Stated goal
State the number of lines where "metode" appears. Add nothing else.

Dataset content
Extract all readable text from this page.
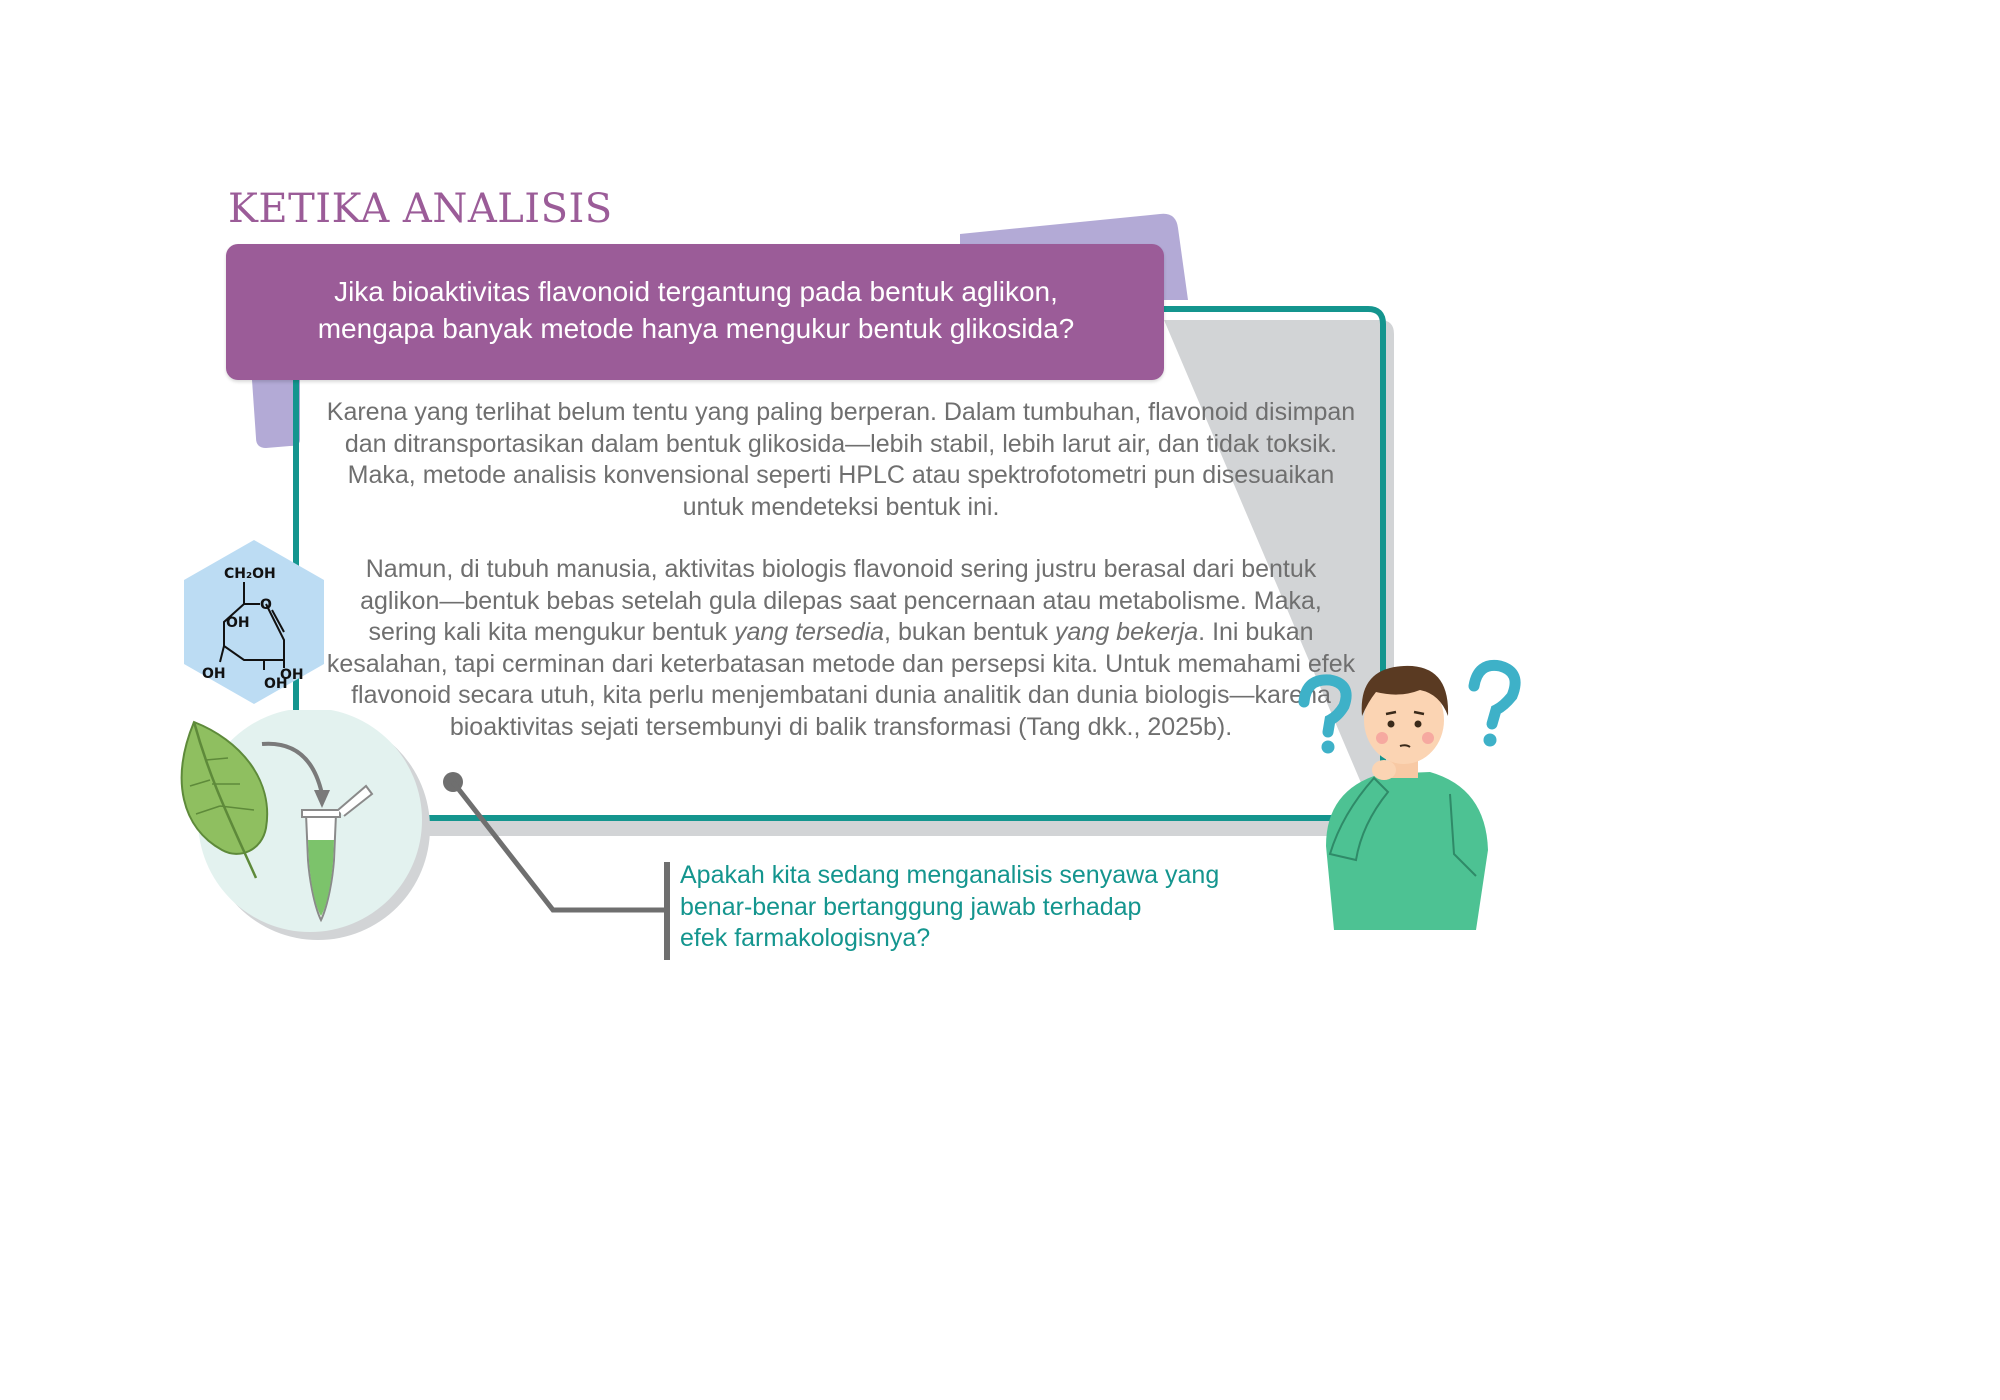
KETIKA ANALISIS
Jika bioaktivitas flavonoid tergantung pada bentuk aglikon,
mengapa banyak metode hanya mengukur bentuk glikosida?

Karena yang terlihat belum tentu yang paling berperan. Dalam tumbuhan, flavonoid disimpan dan ditransportasikan dalam bentuk glikosida—lebih stabil, lebih larut air, dan tidak toksik. Maka, metode analisis konvensional seperti HPLC atau spektrofotometri pun disesuaikan untuk mendeteksi bentuk ini.

Namun, di tubuh manusia, aktivitas biologis flavonoid sering justru berasal dari bentuk aglikon—bentuk bebas setelah gula dilepas saat pencernaan atau metabolisme. Maka, sering kali kita mengukur bentuk yang tersedia, bukan bentuk yang bekerja. Ini bukan kesalahan, tapi cerminan dari keterbatasan metode dan persepsi kita. Untuk memahami efek flavonoid secara utuh, kita perlu menjembatani dunia analitik dan dunia biologis—karena bioaktivitas sejati tersembunyi di balik transformasi (Tang dkk., 2025b).

CH₂OH
O
OH
OH
OH
OH
Apakah kita sedang menganalisis senyawa yang
benar-benar bertanggung jawab terhadap
efek farmakologisnya?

Final result
3